_Information provided_
— Begin —
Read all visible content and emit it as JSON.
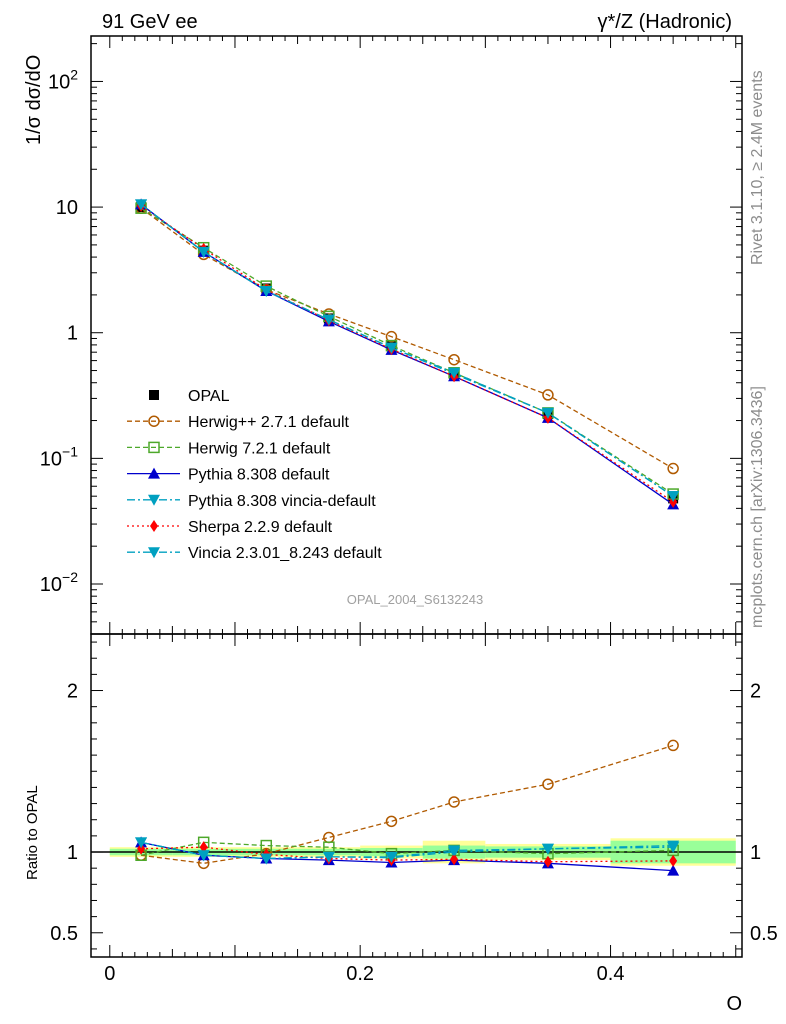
{
  "header": {
    "left": "91 GeV ee",
    "right": "γ*/Z (Hadronic)"
  },
  "side_labels": {
    "rivet": "Rivet 3.1.10, ≥ 2.4M events",
    "mcplots": "mcplots.cern.ch [arXiv:1306.3436]"
  },
  "watermark": "OPAL_2004_S6132243",
  "chart_data": [
    {
      "type": "line",
      "ylabel": "1/σ dσ/dO",
      "xlabel": "O",
      "yscale": "log",
      "ylim": [
        0.004,
        230
      ],
      "xlim": [
        -0.015,
        0.505
      ],
      "ytick_labels": [
        "10^-2",
        "10^-1",
        "1",
        "10",
        "10^2"
      ],
      "legend_position": "lower-left",
      "x": [
        0.025,
        0.075,
        0.125,
        0.175,
        0.225,
        0.275,
        0.35,
        0.45
      ],
      "reference": {
        "name": "OPAL",
        "values": [
          10.0,
          4.5,
          2.25,
          1.3,
          0.78,
          0.47,
          0.225,
          0.048
        ]
      },
      "series": [
        {
          "name": "Herwig++ 2.7.1 default",
          "color": "#b05a00",
          "marker": "open-circle",
          "dash": "5,3",
          "values": [
            9.8,
            4.2,
            2.2,
            1.41,
            0.93,
            0.61,
            0.32,
            0.083
          ]
        },
        {
          "name": "Herwig 7.2.1 default",
          "color": "#4da82a",
          "marker": "open-square",
          "dash": "5,3",
          "values": [
            9.8,
            4.75,
            2.35,
            1.35,
            0.79,
            0.48,
            0.23,
            0.052
          ]
        },
        {
          "name": "Pythia 8.308 default",
          "color": "#0000cc",
          "marker": "filled-triangle-up",
          "dash": "",
          "values": [
            10.5,
            4.4,
            2.15,
            1.23,
            0.73,
            0.45,
            0.21,
            0.043
          ]
        },
        {
          "name": "Pythia 8.308 vincia-default",
          "color": "#00a0c0",
          "marker": "filled-triangle-down",
          "dash": "8,3,2,3",
          "values": [
            10.5,
            4.4,
            2.15,
            1.27,
            0.76,
            0.47,
            0.23,
            0.05
          ]
        },
        {
          "name": "Sherpa 2.2.9 default",
          "color": "#ff0000",
          "marker": "filled-diamond",
          "dash": "2,3",
          "values": [
            10.2,
            4.65,
            2.2,
            1.25,
            0.74,
            0.45,
            0.21,
            0.045
          ]
        },
        {
          "name": "Vincia 2.3.01_8.243 default",
          "color": "#00a0c0",
          "marker": "filled-triangle-down",
          "dash": "8,3,2,3",
          "values": [
            10.5,
            4.4,
            2.15,
            1.27,
            0.76,
            0.48,
            0.23,
            0.05
          ]
        }
      ]
    },
    {
      "type": "line",
      "ylabel": "Ratio to OPAL",
      "xlabel": "O",
      "ylim": [
        0.35,
        2.35
      ],
      "xlim": [
        -0.015,
        0.505
      ],
      "ytick_labels": [
        "0.5",
        "1",
        "2"
      ],
      "xtick_labels": [
        "0",
        "0.2",
        "0.4"
      ],
      "x": [
        0.025,
        0.075,
        0.125,
        0.175,
        0.225,
        0.275,
        0.35,
        0.45
      ],
      "bins": [
        [
          0,
          0.05
        ],
        [
          0.05,
          0.1
        ],
        [
          0.1,
          0.15
        ],
        [
          0.15,
          0.2
        ],
        [
          0.2,
          0.25
        ],
        [
          0.25,
          0.3
        ],
        [
          0.3,
          0.4
        ],
        [
          0.4,
          0.5
        ]
      ],
      "band_inner": [
        0.02,
        0.02,
        0.02,
        0.02,
        0.025,
        0.04,
        0.035,
        0.07
      ],
      "band_outer": [
        0.03,
        0.03,
        0.03,
        0.03,
        0.04,
        0.07,
        0.05,
        0.085
      ],
      "series": [
        {
          "name": "Herwig++ 2.7.1 default",
          "values": [
            0.98,
            0.93,
            0.99,
            1.09,
            1.19,
            1.31,
            1.42,
            1.66
          ]
        },
        {
          "name": "Herwig 7.2.1 default",
          "values": [
            0.98,
            1.06,
            1.04,
            1.03,
            0.99,
            1.01,
            0.99,
            1.01
          ]
        },
        {
          "name": "Pythia 8.308 default",
          "values": [
            1.06,
            0.98,
            0.96,
            0.95,
            0.935,
            0.95,
            0.93,
            0.885
          ]
        },
        {
          "name": "Pythia 8.308 vincia-default",
          "values": [
            1.06,
            0.98,
            0.96,
            0.97,
            0.965,
            1.0,
            1.02,
            1.04
          ]
        },
        {
          "name": "Sherpa 2.2.9 default",
          "values": [
            1.02,
            1.03,
            0.985,
            0.96,
            0.95,
            0.955,
            0.94,
            0.945
          ]
        },
        {
          "name": "Vincia 2.3.01_8.243 default",
          "values": [
            1.06,
            0.98,
            0.96,
            0.97,
            0.97,
            1.01,
            1.02,
            1.03
          ]
        }
      ]
    }
  ]
}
— End —
Using the data above, print every line exactly, omitting pictures.

_Worked answer_
Read all visible content and emit it as JSON.
{
  "header": {
    "left": "91 GeV ee",
    "right": "γ*/Z (Hadronic)"
  },
  "side_labels": {
    "rivet": "Rivet 3.1.10, ≥ 2.4M events",
    "mcplots": "mcplots.cern.ch [arXiv:1306.3436]"
  },
  "watermark": "OPAL_2004_S6132243",
  "chart_data": [
    {
      "type": "line",
      "ylabel": "1/σ dσ/dO",
      "xlabel": "O",
      "yscale": "log",
      "ylim": [
        0.004,
        230
      ],
      "xlim": [
        -0.015,
        0.505
      ],
      "ytick_labels": [
        "10^-2",
        "10^-1",
        "1",
        "10",
        "10^2"
      ],
      "legend_position": "lower-left",
      "x": [
        0.025,
        0.075,
        0.125,
        0.175,
        0.225,
        0.275,
        0.35,
        0.45
      ],
      "reference": {
        "name": "OPAL",
        "values": [
          10.0,
          4.5,
          2.25,
          1.3,
          0.78,
          0.47,
          0.225,
          0.048
        ]
      },
      "series": [
        {
          "name": "Herwig++ 2.7.1 default",
          "color": "#b05a00",
          "marker": "open-circle",
          "dash": "5,3",
          "values": [
            9.8,
            4.2,
            2.2,
            1.41,
            0.93,
            0.61,
            0.32,
            0.083
          ]
        },
        {
          "name": "Herwig 7.2.1 default",
          "color": "#4da82a",
          "marker": "open-square",
          "dash": "5,3",
          "values": [
            9.8,
            4.75,
            2.35,
            1.35,
            0.79,
            0.48,
            0.23,
            0.052
          ]
        },
        {
          "name": "Pythia 8.308 default",
          "color": "#0000cc",
          "marker": "filled-triangle-up",
          "dash": "",
          "values": [
            10.5,
            4.4,
            2.15,
            1.23,
            0.73,
            0.45,
            0.21,
            0.043
          ]
        },
        {
          "name": "Pythia 8.308 vincia-default",
          "color": "#00a0c0",
          "marker": "filled-triangle-down",
          "dash": "8,3,2,3",
          "values": [
            10.5,
            4.4,
            2.15,
            1.27,
            0.76,
            0.47,
            0.23,
            0.05
          ]
        },
        {
          "name": "Sherpa 2.2.9 default",
          "color": "#ff0000",
          "marker": "filled-diamond",
          "dash": "2,3",
          "values": [
            10.2,
            4.65,
            2.2,
            1.25,
            0.74,
            0.45,
            0.21,
            0.045
          ]
        },
        {
          "name": "Vincia 2.3.01_8.243 default",
          "color": "#00a0c0",
          "marker": "filled-triangle-down",
          "dash": "8,3,2,3",
          "values": [
            10.5,
            4.4,
            2.15,
            1.27,
            0.76,
            0.48,
            0.23,
            0.05
          ]
        }
      ]
    },
    {
      "type": "line",
      "ylabel": "Ratio to OPAL",
      "xlabel": "O",
      "ylim": [
        0.35,
        2.35
      ],
      "xlim": [
        -0.015,
        0.505
      ],
      "ytick_labels": [
        "0.5",
        "1",
        "2"
      ],
      "xtick_labels": [
        "0",
        "0.2",
        "0.4"
      ],
      "x": [
        0.025,
        0.075,
        0.125,
        0.175,
        0.225,
        0.275,
        0.35,
        0.45
      ],
      "bins": [
        [
          0,
          0.05
        ],
        [
          0.05,
          0.1
        ],
        [
          0.1,
          0.15
        ],
        [
          0.15,
          0.2
        ],
        [
          0.2,
          0.25
        ],
        [
          0.25,
          0.3
        ],
        [
          0.3,
          0.4
        ],
        [
          0.4,
          0.5
        ]
      ],
      "band_inner": [
        0.02,
        0.02,
        0.02,
        0.02,
        0.025,
        0.04,
        0.035,
        0.07
      ],
      "band_outer": [
        0.03,
        0.03,
        0.03,
        0.03,
        0.04,
        0.07,
        0.05,
        0.085
      ],
      "series": [
        {
          "name": "Herwig++ 2.7.1 default",
          "values": [
            0.98,
            0.93,
            0.99,
            1.09,
            1.19,
            1.31,
            1.42,
            1.66
          ]
        },
        {
          "name": "Herwig 7.2.1 default",
          "values": [
            0.98,
            1.06,
            1.04,
            1.03,
            0.99,
            1.01,
            0.99,
            1.01
          ]
        },
        {
          "name": "Pythia 8.308 default",
          "values": [
            1.06,
            0.98,
            0.96,
            0.95,
            0.935,
            0.95,
            0.93,
            0.885
          ]
        },
        {
          "name": "Pythia 8.308 vincia-default",
          "values": [
            1.06,
            0.98,
            0.96,
            0.97,
            0.965,
            1.0,
            1.02,
            1.04
          ]
        },
        {
          "name": "Sherpa 2.2.9 default",
          "values": [
            1.02,
            1.03,
            0.985,
            0.96,
            0.95,
            0.955,
            0.94,
            0.945
          ]
        },
        {
          "name": "Vincia 2.3.01_8.243 default",
          "values": [
            1.06,
            0.98,
            0.96,
            0.97,
            0.97,
            1.01,
            1.02,
            1.03
          ]
        }
      ]
    }
  ]
}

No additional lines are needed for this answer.